--- start of Items ---
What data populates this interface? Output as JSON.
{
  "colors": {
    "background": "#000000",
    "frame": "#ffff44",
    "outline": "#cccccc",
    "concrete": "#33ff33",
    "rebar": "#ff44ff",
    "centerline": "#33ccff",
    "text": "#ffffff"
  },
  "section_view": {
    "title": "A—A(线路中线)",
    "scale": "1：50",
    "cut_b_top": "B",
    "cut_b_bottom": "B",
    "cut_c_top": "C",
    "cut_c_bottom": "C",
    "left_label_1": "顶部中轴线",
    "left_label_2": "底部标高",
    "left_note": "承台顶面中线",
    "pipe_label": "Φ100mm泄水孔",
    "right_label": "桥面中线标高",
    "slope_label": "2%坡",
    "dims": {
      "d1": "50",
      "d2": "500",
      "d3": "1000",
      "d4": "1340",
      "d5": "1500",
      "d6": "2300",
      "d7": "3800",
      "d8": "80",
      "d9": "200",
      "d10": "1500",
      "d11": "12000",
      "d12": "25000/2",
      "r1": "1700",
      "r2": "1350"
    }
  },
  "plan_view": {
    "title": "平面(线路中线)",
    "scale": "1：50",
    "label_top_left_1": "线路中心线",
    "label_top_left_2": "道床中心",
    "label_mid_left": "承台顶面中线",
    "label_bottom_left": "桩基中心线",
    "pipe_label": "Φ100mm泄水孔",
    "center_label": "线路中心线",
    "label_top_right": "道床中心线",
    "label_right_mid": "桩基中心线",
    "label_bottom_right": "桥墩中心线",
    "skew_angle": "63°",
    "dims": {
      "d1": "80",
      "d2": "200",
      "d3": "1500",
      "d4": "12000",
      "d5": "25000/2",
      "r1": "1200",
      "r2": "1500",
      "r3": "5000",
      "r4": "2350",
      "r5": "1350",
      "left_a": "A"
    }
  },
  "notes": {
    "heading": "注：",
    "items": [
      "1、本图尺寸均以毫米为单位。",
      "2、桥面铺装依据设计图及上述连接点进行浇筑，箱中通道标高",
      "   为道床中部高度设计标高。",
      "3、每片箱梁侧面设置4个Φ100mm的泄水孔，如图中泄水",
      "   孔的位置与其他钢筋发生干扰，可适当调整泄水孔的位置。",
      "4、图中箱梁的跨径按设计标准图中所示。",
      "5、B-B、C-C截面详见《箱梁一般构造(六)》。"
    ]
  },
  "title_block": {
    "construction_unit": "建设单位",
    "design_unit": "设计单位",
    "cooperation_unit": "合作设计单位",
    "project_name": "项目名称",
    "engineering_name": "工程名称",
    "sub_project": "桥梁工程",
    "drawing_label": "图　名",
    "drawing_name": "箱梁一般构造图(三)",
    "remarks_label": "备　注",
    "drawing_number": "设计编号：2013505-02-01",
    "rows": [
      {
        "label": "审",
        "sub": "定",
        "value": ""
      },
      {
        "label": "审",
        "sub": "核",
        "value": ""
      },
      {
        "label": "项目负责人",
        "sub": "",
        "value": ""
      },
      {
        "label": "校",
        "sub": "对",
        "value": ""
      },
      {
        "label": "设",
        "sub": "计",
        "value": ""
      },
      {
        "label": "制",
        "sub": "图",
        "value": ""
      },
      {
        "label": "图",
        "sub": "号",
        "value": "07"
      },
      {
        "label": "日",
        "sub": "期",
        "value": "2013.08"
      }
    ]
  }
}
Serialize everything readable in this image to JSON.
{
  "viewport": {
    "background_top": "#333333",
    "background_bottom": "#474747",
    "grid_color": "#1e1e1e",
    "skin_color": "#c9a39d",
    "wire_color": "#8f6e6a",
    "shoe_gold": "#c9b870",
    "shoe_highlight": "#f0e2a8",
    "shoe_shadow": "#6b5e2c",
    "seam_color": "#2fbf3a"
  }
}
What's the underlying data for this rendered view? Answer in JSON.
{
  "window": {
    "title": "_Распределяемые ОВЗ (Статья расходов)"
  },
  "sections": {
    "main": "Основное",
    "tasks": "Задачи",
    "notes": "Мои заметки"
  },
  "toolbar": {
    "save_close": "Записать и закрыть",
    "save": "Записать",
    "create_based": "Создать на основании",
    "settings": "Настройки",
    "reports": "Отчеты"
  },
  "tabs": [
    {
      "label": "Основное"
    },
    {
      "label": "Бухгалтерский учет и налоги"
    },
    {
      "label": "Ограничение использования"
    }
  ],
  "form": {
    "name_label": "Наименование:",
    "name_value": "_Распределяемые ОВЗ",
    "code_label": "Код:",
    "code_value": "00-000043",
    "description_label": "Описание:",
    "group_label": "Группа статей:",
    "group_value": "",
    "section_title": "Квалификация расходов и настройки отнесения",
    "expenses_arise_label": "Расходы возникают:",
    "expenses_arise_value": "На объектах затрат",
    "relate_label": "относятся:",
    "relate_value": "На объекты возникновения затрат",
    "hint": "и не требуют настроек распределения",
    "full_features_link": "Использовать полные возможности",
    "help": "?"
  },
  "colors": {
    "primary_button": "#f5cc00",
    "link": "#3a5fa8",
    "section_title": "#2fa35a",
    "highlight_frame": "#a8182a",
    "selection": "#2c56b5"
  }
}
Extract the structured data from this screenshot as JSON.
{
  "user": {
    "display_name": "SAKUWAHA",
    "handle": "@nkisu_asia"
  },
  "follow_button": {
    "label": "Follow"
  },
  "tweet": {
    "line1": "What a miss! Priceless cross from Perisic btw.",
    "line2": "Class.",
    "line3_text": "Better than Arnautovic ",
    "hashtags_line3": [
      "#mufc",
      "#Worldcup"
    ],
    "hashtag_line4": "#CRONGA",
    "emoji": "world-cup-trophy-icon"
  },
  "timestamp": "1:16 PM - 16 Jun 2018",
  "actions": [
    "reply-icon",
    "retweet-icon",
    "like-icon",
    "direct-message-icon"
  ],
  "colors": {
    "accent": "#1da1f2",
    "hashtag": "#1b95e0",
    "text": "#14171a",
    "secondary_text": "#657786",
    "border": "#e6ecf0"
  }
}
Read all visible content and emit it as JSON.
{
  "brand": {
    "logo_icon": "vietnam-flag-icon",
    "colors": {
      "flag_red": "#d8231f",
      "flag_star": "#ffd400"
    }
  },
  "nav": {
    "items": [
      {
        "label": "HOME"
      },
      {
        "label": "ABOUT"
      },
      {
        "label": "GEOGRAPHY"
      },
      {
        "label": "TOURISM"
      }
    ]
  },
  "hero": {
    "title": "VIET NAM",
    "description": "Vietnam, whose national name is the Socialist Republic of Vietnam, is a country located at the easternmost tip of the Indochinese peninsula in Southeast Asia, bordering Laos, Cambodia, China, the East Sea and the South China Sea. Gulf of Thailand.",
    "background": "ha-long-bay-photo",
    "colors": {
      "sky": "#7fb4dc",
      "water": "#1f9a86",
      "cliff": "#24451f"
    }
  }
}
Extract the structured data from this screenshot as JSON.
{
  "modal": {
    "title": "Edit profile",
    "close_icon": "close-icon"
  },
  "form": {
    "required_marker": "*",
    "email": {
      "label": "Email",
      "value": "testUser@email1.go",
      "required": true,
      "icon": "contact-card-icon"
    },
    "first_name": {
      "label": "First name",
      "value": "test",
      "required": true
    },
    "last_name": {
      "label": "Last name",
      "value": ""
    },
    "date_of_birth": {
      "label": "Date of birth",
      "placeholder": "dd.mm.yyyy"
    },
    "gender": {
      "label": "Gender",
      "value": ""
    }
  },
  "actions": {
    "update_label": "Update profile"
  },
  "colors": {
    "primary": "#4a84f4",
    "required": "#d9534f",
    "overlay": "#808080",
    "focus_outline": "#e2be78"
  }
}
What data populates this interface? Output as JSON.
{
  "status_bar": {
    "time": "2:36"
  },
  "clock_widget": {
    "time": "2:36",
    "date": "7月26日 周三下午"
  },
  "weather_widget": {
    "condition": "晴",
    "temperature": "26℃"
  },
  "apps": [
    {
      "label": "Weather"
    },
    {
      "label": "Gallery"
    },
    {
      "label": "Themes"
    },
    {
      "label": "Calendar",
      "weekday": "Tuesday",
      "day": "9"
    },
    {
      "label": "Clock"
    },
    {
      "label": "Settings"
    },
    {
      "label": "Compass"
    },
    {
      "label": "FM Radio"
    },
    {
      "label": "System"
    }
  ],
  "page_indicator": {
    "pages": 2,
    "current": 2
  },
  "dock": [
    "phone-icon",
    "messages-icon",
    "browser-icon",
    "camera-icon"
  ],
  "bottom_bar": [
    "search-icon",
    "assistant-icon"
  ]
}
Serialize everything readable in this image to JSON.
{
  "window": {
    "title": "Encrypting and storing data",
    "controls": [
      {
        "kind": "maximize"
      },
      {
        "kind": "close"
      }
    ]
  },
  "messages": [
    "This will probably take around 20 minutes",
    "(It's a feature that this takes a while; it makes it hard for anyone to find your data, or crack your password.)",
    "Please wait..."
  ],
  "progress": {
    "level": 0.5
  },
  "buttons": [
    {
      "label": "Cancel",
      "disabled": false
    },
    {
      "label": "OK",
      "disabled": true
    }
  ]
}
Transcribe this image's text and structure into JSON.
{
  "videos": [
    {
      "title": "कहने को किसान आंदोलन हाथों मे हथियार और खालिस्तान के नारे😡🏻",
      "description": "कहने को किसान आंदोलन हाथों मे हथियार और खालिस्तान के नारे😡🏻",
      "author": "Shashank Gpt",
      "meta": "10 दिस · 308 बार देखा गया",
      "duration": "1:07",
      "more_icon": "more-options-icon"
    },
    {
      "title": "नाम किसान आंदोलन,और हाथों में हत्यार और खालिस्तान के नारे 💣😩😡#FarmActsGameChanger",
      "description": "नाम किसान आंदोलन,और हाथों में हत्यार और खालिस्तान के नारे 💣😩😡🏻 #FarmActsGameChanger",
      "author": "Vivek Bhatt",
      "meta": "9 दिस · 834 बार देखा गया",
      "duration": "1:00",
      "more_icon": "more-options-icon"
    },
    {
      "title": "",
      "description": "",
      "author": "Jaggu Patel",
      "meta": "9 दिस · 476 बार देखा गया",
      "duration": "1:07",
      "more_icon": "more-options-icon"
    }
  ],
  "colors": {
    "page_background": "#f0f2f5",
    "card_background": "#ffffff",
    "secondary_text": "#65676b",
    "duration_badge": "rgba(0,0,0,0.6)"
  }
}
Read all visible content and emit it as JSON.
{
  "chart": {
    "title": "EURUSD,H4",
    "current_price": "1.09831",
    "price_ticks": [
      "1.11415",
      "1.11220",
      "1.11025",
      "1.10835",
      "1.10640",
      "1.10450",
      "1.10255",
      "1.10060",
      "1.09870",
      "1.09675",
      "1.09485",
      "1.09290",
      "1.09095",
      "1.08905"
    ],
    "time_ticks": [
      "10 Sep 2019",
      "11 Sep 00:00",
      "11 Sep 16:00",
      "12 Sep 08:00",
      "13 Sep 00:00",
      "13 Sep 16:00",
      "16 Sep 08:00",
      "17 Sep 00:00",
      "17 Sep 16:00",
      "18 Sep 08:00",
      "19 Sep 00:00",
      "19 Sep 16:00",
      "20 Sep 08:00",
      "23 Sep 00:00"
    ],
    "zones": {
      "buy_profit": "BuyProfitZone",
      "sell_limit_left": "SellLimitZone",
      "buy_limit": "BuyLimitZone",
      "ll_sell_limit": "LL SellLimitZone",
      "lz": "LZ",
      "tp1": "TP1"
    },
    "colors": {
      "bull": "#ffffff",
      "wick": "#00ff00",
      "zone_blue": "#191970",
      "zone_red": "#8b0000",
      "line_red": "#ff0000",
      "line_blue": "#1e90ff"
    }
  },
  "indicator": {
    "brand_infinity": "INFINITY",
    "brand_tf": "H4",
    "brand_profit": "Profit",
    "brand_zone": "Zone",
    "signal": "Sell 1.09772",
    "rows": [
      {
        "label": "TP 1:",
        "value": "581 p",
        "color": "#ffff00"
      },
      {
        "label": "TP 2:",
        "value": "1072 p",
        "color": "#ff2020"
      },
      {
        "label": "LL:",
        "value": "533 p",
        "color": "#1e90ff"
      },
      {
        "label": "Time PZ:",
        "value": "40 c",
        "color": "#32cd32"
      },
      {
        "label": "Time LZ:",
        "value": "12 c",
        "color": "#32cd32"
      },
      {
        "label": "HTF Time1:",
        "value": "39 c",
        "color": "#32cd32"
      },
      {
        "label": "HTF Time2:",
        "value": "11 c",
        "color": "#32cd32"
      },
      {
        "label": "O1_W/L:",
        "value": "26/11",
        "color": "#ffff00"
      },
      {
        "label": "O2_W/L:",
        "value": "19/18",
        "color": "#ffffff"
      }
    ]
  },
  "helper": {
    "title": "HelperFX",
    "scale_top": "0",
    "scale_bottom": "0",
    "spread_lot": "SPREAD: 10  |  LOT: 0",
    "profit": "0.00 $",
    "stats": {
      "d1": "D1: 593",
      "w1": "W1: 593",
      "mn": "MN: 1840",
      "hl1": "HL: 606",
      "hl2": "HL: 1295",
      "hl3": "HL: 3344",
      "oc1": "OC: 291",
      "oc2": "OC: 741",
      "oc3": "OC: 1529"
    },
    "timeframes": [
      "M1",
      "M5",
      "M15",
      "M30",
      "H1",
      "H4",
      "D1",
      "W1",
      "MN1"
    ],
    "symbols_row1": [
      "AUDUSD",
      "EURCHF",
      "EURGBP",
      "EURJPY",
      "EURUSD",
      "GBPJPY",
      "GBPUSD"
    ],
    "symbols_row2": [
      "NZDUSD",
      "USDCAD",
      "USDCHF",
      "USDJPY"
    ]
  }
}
--- end of Items ---
What you need to do: Count the lines above that contain the word "线路中心线", and give only that number.

Final answer: 2